> [EXTRACT]

In an effort to restore its image as a nurturing and wholesome company, Threadbone Heavy Chemicals is indulging in a little re-branding, changing the face of some of its most popular - but controversial - consumer brands, better to reflect its origins as a small-scale supplier of provender to the importunate [see below].


Hoping for a significant post-pandemic bounce-back, company executives are aware that "big Pharma" is not exactly flavour of the month and are looking to the past to rehabilitate and domesticate the giant multi-national's image. "We are of course indisputably a Gemeinschaft organisation but one with Gesellschaft roots and ambitions", Brand Manager Di Sinn-Jenuous said at the launch. "We want to recapture the innocence of earlier times - for example the good old colonial period when everyone - be they high or low born - knew their place and how big or small a cog they were in the organisation as a whole. It was a pre-pandemic era in which the biggest threat was a good beating or perhaps expulsion from the plantation. No one worried about being locked-down, trick and trapped or forcibly inoculated and transport and accommodation on the whole were the opposite of socially distanced. Though it may have been a little harsh at times, it was a world of certainties and our research suggests that's what the market wants just now".


Te product of an era in which food shortages and social non-distancing was "par for the course", the Dorset Utility Foods Co-operative's produce line was an attempt to provide basic nutrition at an affordable price. How things change!

First in line for the rebrand is the Brian's Original line - a microwaveable ersatz rice substitute guaranteed to fill the kids.**. Now styled Uncle Brian's, the packaging features a kindly-faced but wizened old man who appears to have survived pretty well on the content of the packet. "Homely, kind and inviting - if just a tad patronising - Uncle Brian represents everything we are looking to promote in the new marketing image", a spokesperson for PR and Marketing experts Charles and Maurice MacPro said. "He's clearly enjoyed many days of hard, back-breaking labour in the fields and very little pay yet appears well-nourished and pretty content with life. He's a reminder of how good life can be when - even if the life-work balance is a tad askew - you think right and budget well. I mean, who wouldn't buy rice from this man?

> [DATA FOR REVIEW]
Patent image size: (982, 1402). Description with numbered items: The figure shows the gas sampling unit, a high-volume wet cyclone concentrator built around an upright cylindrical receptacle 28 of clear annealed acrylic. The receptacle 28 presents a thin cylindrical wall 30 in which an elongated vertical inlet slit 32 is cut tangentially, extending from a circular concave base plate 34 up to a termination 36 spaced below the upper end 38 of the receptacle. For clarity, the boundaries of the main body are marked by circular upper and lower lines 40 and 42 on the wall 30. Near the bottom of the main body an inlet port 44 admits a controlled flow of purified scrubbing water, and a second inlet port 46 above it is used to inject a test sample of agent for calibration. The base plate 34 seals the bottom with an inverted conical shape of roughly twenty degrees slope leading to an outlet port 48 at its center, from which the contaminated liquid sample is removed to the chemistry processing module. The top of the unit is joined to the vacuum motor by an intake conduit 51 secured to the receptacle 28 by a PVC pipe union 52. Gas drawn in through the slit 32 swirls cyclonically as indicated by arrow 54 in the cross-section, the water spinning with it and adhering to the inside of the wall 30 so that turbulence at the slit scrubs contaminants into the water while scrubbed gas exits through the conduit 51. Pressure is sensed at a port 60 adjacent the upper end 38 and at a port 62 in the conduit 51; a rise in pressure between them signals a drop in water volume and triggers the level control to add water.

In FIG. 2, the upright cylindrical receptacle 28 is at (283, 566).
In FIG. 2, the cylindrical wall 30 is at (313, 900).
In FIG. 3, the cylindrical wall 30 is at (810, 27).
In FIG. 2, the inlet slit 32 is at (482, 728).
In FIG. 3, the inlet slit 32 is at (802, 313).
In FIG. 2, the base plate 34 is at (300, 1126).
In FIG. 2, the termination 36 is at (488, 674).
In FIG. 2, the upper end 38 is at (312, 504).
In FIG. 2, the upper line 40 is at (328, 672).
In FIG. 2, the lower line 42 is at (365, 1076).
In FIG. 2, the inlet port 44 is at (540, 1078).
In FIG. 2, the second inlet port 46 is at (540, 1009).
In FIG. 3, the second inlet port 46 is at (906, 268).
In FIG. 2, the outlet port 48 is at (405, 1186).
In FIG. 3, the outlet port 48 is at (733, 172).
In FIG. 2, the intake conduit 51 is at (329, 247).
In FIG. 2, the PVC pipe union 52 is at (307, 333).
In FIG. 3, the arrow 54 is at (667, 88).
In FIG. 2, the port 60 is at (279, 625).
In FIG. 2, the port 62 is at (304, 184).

> [THE TASK] Write out the passage of the rebranding text above between "First in line" and "from this man?", inclusive.

> [OUTPUT FOR THIS TASK]
First in line for the rebrand is the Brian's Original line - a microwaveable ersatz rice substitute guaranteed to fill the kids.**. Now styled Uncle Brian's, the packaging features a kindly-faced but wizened old man who appears to have survived pretty well on the content of the packet. "Homely, kind and inviting - if just a tad patronising - Uncle Brian represents everything we are looking to promote in the new marketing image", a spokesperson for PR and Marketing experts Charles and Maurice MacPro said. "He's clearly enjoyed many days of hard, back-breaking labour in the fields and very little pay yet appears well-nourished and pretty content with life. He's a reminder of how good life can be when - even if the life-work balance is a tad askew - you think right and budget well. I mean, who wouldn't buy rice from this man?